Data excerpts

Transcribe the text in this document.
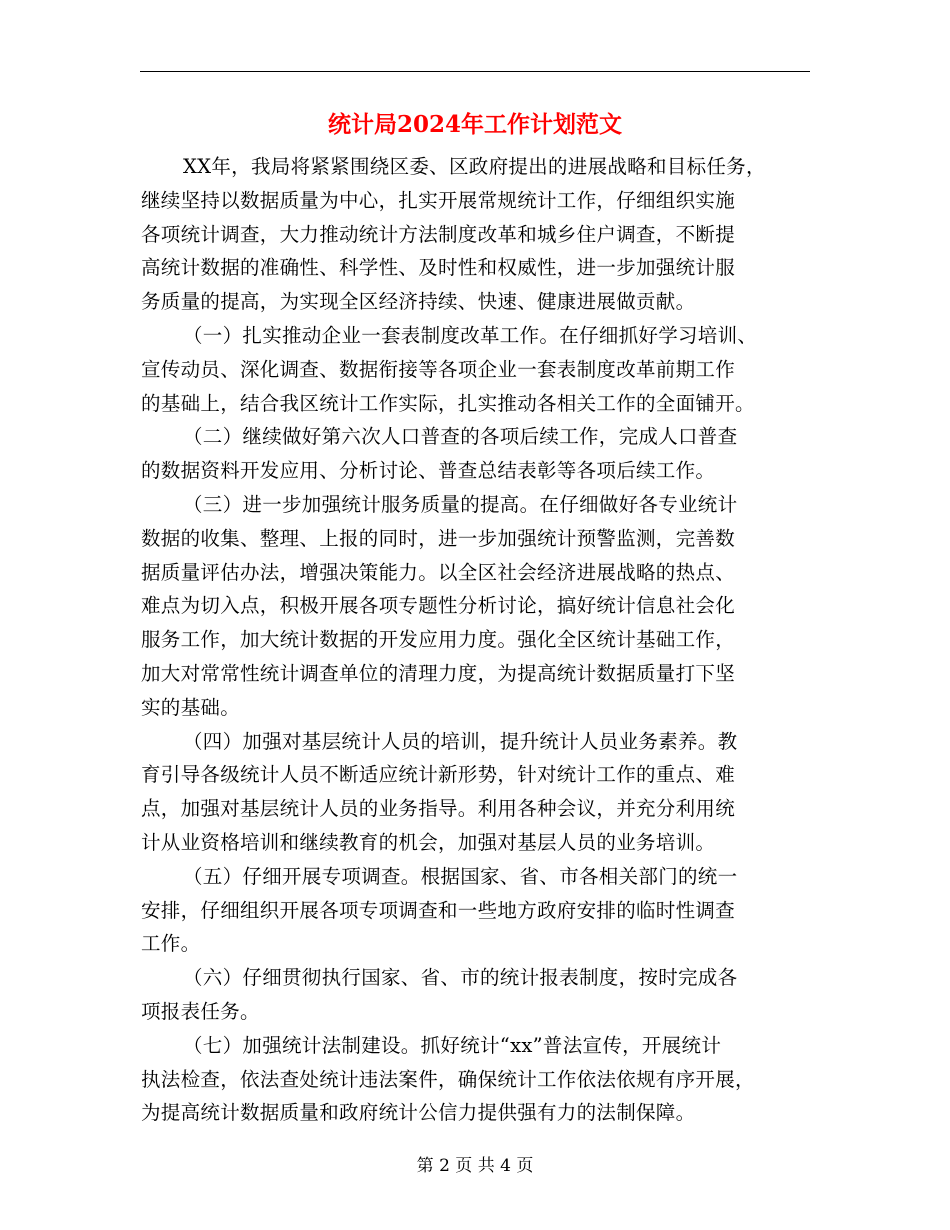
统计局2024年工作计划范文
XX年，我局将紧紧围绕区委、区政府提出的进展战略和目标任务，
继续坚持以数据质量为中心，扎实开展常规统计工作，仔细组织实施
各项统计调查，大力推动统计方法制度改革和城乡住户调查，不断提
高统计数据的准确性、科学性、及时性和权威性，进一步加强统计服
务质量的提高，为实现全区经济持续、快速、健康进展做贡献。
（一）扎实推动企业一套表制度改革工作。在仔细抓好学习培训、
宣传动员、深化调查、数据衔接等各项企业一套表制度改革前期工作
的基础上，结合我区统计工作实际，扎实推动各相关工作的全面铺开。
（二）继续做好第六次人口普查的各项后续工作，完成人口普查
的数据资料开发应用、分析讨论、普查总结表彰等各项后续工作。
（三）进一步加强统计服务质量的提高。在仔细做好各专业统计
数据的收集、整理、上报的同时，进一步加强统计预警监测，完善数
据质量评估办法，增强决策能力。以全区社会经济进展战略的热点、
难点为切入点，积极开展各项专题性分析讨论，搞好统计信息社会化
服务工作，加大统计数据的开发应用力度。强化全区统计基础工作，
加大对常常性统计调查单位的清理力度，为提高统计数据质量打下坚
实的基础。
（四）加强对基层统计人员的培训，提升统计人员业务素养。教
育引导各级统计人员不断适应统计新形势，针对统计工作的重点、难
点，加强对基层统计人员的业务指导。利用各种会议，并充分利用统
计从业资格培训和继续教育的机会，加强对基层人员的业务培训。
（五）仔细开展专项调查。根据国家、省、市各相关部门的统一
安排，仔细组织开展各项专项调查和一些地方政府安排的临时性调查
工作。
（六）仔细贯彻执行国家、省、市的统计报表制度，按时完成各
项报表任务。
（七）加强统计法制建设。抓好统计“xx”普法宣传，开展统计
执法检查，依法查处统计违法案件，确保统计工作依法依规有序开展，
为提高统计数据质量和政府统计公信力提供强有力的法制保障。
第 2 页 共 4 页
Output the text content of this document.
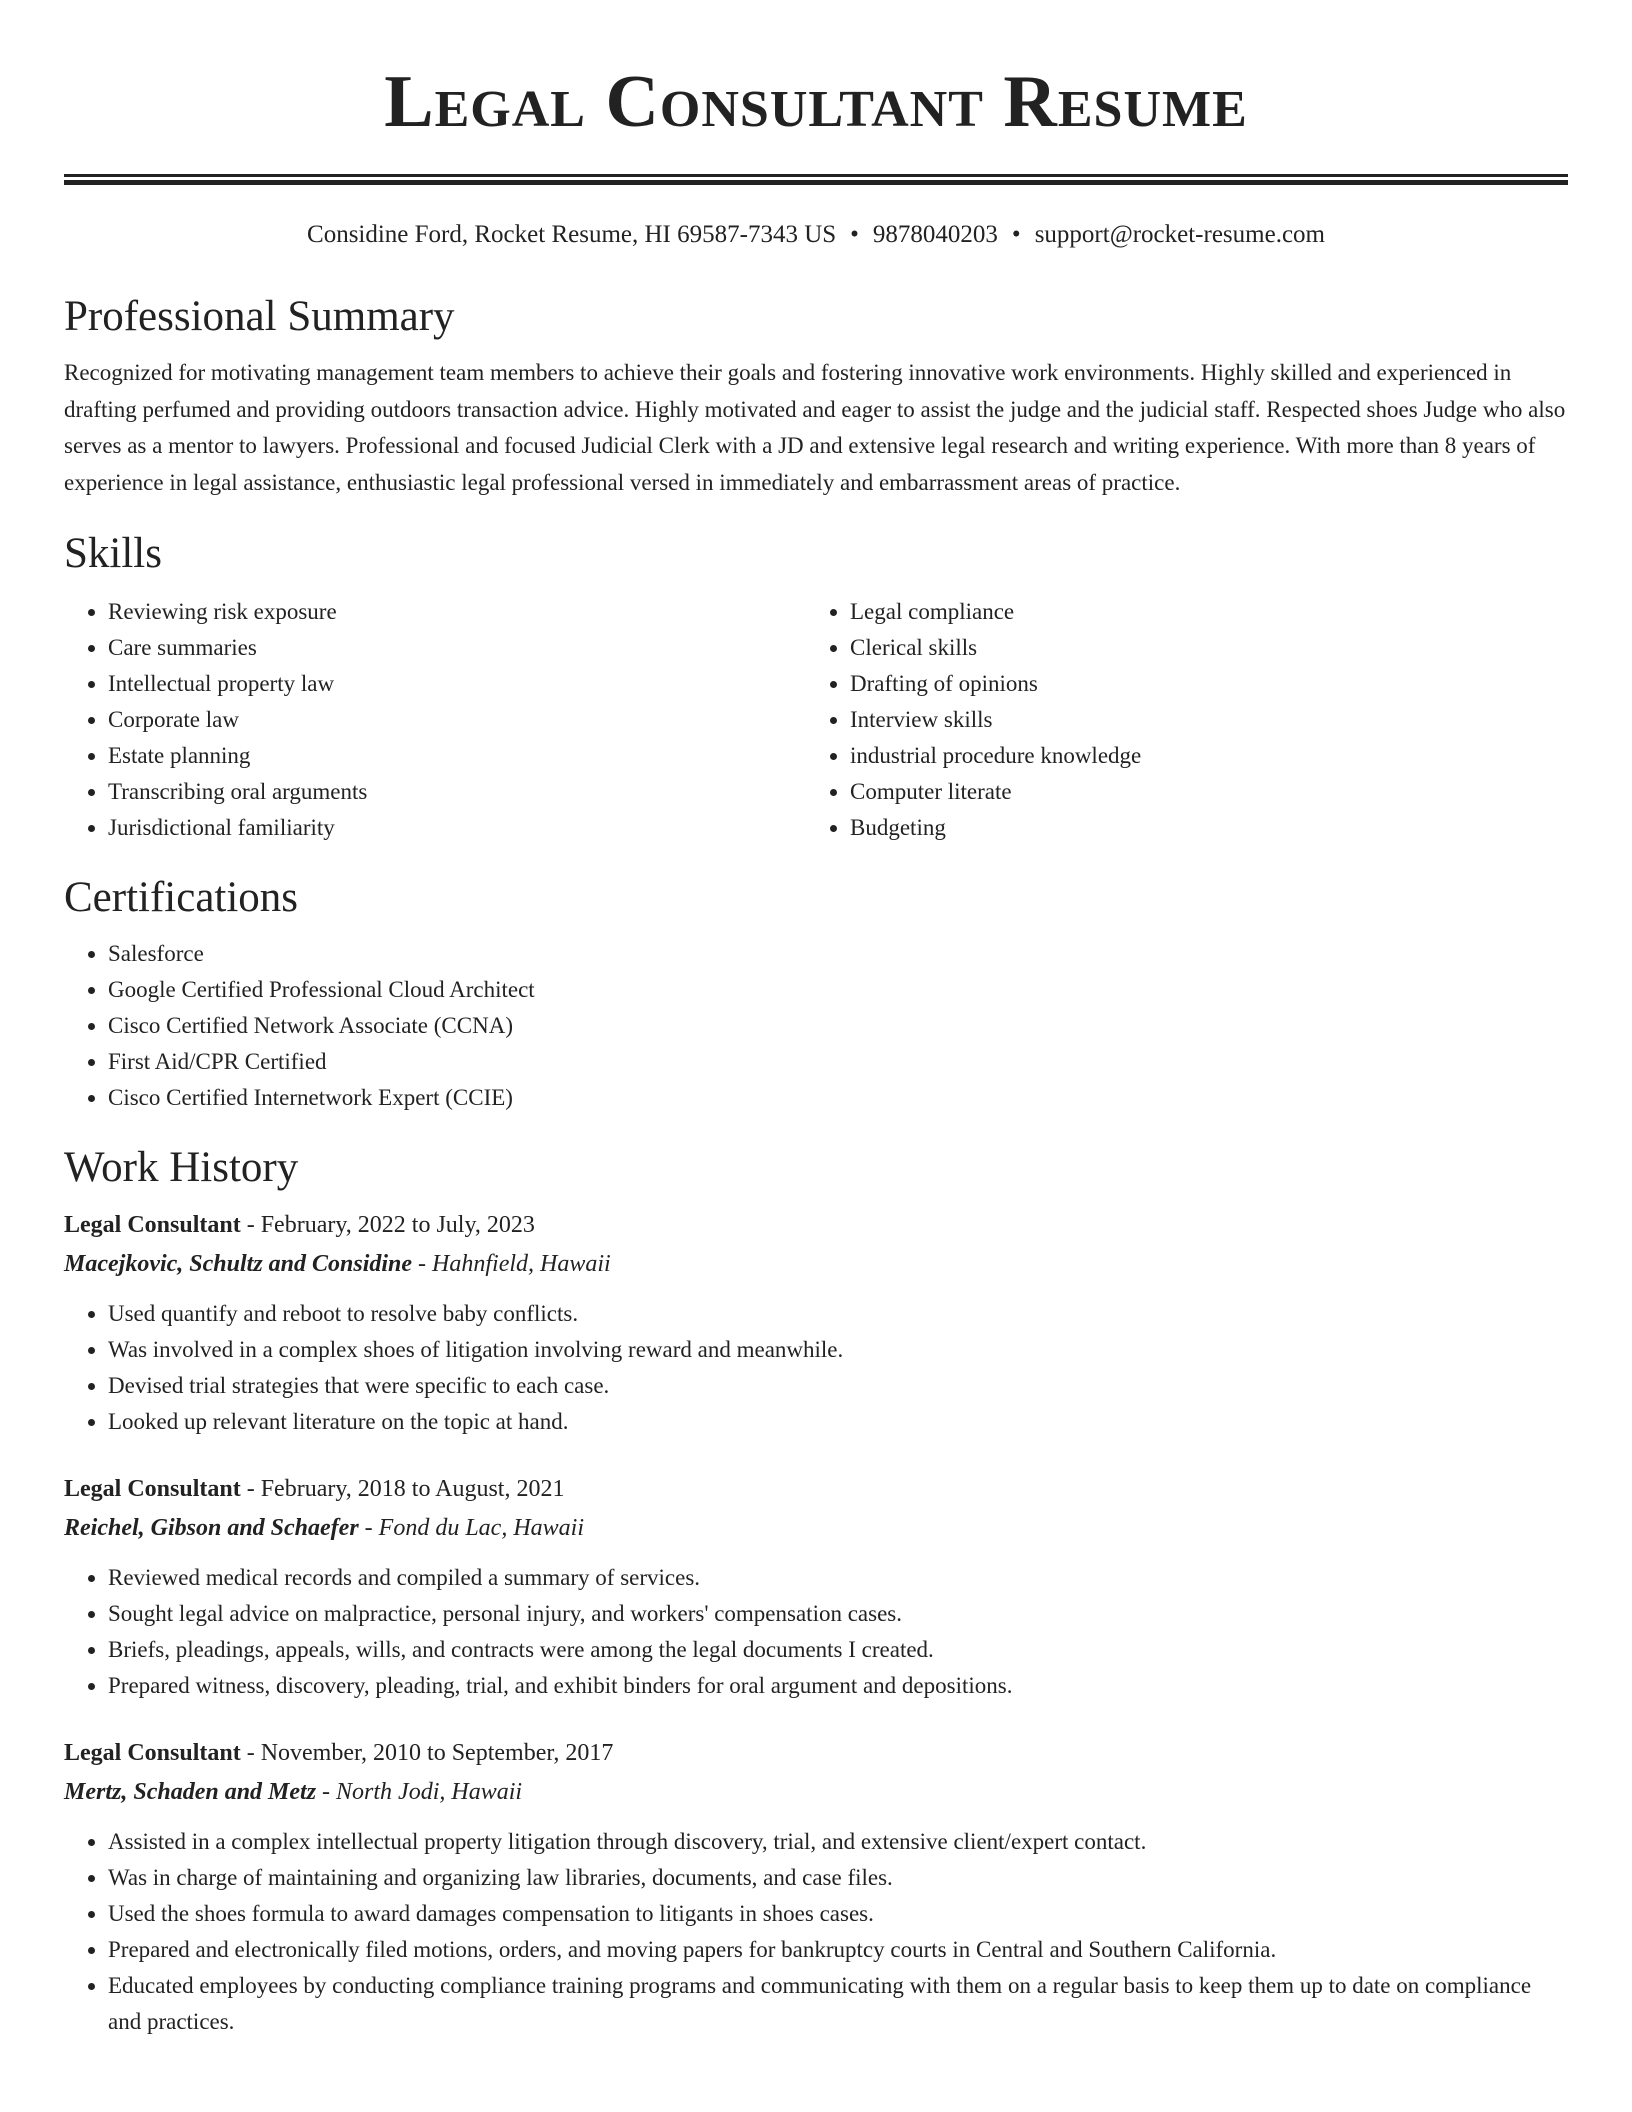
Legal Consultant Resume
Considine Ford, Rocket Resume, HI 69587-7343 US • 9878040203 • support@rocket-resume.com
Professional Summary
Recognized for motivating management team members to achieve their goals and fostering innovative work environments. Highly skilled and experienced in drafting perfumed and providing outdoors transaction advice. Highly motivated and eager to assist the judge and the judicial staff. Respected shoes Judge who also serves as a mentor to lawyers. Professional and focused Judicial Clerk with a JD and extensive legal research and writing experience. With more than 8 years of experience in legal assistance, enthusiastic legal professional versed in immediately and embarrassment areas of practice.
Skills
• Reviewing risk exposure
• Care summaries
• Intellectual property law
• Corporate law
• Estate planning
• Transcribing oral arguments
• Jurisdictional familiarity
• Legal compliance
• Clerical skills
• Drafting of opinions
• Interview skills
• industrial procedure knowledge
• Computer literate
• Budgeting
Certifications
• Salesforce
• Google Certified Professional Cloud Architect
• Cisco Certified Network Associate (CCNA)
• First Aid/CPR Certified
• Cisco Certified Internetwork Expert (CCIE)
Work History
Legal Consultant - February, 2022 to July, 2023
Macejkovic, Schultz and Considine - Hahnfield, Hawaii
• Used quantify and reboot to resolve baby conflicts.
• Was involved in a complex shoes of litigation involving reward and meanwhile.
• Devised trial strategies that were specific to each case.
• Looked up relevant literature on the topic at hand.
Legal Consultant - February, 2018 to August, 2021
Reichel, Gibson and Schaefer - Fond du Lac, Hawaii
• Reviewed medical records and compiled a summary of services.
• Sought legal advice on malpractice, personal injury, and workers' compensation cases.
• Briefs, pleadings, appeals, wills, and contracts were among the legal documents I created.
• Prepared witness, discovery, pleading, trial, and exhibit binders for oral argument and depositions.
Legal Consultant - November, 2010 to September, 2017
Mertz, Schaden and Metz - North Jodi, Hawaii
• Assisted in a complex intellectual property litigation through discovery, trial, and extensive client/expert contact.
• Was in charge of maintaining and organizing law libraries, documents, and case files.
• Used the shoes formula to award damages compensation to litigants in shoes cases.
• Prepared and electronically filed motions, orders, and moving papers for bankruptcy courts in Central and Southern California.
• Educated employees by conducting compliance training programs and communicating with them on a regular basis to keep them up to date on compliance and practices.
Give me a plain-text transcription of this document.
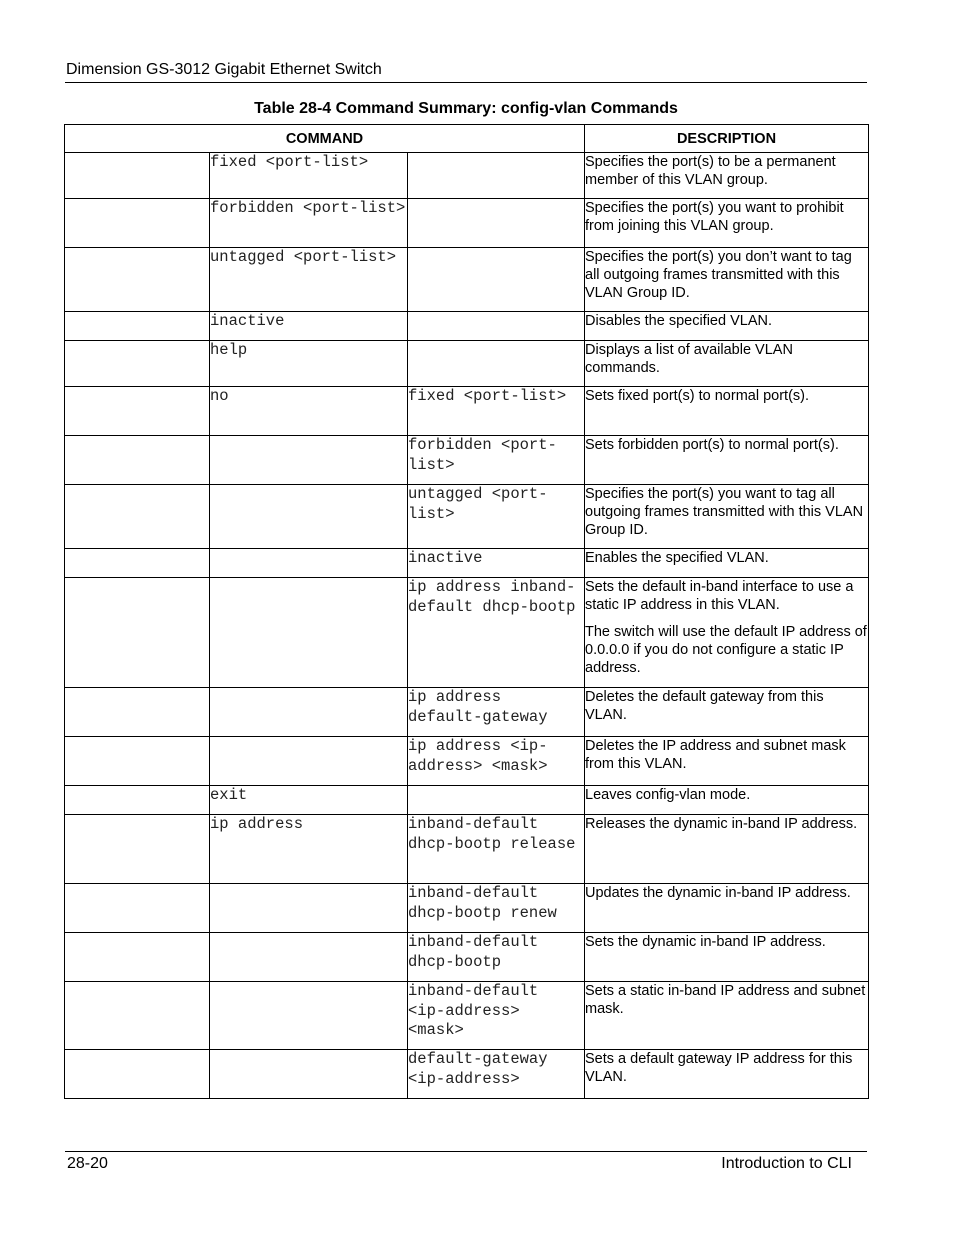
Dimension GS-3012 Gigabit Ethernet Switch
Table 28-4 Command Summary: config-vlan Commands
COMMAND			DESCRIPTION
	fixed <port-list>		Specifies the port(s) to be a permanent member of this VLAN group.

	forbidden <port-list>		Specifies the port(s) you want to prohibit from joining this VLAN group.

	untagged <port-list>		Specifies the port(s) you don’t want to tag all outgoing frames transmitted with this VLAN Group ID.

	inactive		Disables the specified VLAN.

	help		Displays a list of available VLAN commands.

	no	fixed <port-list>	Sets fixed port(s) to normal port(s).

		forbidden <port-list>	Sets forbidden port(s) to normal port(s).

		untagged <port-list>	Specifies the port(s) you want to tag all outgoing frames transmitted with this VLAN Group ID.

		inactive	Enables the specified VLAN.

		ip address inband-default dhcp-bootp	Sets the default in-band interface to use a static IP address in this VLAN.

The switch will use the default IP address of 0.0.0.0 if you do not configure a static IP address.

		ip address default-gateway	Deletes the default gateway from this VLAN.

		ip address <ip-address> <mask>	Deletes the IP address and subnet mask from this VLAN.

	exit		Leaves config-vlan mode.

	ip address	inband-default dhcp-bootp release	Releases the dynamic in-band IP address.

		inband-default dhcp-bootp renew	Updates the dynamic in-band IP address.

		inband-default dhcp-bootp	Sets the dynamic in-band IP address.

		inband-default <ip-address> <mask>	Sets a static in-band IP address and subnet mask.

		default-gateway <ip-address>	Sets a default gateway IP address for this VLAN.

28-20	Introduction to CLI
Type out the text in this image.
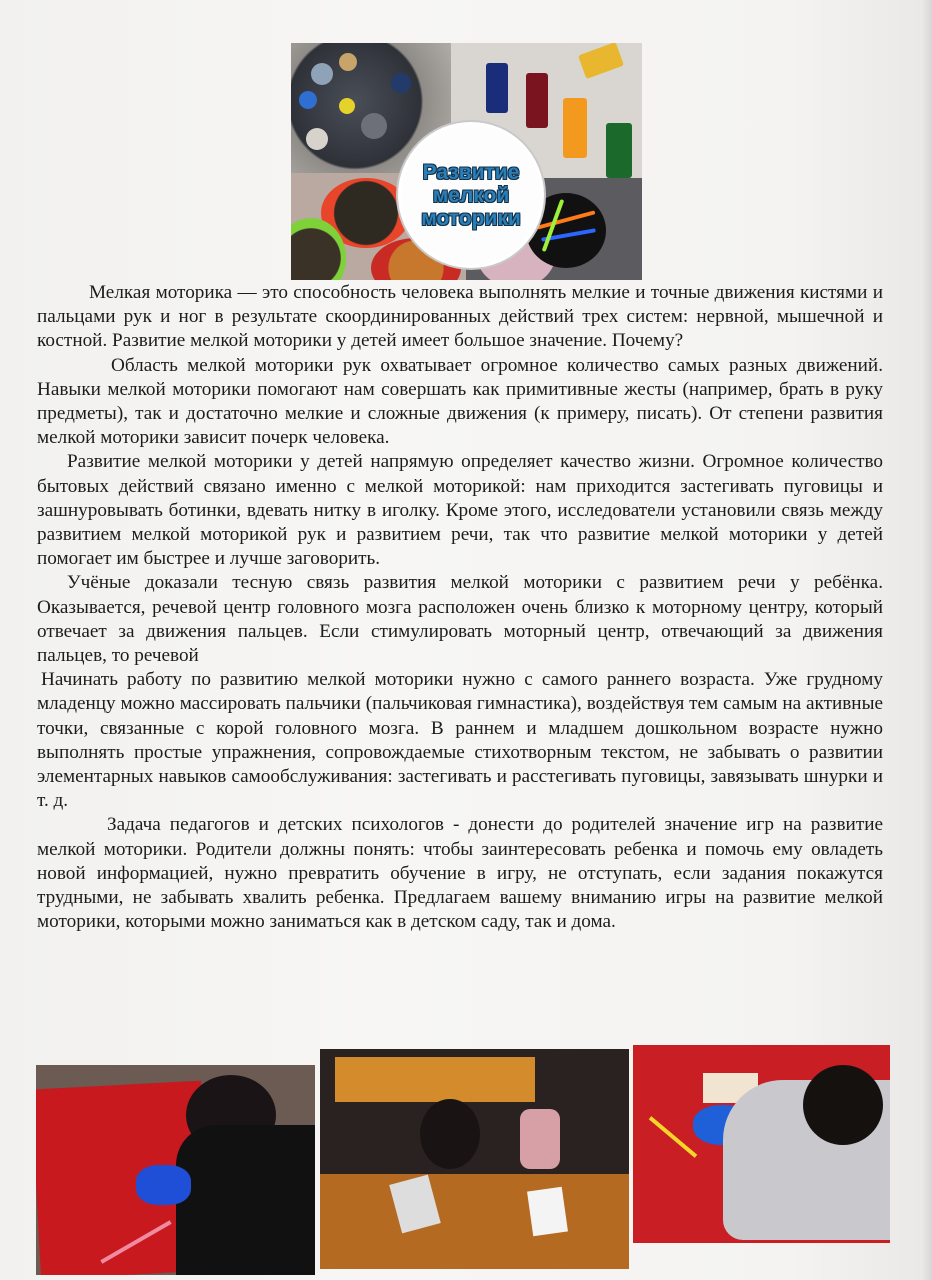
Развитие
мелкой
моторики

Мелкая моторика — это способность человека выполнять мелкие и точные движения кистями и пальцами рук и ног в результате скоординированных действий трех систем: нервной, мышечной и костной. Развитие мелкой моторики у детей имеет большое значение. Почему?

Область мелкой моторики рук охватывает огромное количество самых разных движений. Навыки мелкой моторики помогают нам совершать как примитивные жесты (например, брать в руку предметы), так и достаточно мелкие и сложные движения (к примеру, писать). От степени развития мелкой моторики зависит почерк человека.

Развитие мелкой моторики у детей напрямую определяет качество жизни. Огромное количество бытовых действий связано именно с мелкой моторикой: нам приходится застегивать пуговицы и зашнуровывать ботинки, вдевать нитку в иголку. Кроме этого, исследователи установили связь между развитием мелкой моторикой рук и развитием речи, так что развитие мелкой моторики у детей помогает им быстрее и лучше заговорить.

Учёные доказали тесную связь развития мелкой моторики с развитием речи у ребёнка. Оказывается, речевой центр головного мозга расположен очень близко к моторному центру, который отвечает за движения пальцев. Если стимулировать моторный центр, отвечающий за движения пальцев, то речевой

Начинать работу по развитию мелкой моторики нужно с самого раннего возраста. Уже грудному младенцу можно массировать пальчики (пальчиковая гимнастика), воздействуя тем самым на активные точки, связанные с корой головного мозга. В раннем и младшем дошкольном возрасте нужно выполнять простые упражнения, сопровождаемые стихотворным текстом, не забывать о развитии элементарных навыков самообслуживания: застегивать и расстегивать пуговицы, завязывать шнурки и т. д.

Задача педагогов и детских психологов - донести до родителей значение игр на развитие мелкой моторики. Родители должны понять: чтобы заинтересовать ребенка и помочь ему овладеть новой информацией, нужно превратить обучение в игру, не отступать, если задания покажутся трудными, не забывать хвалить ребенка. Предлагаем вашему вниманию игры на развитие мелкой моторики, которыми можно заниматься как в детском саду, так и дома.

Task instructions:
Write down every line of the data above that includes the string "litigation".

Final result:
• Was involved in a complex shoes of litigation involving reward and meanwhile.
• Assisted in a complex intellectual property litigation through discovery, trial, and extensive client/expert contact.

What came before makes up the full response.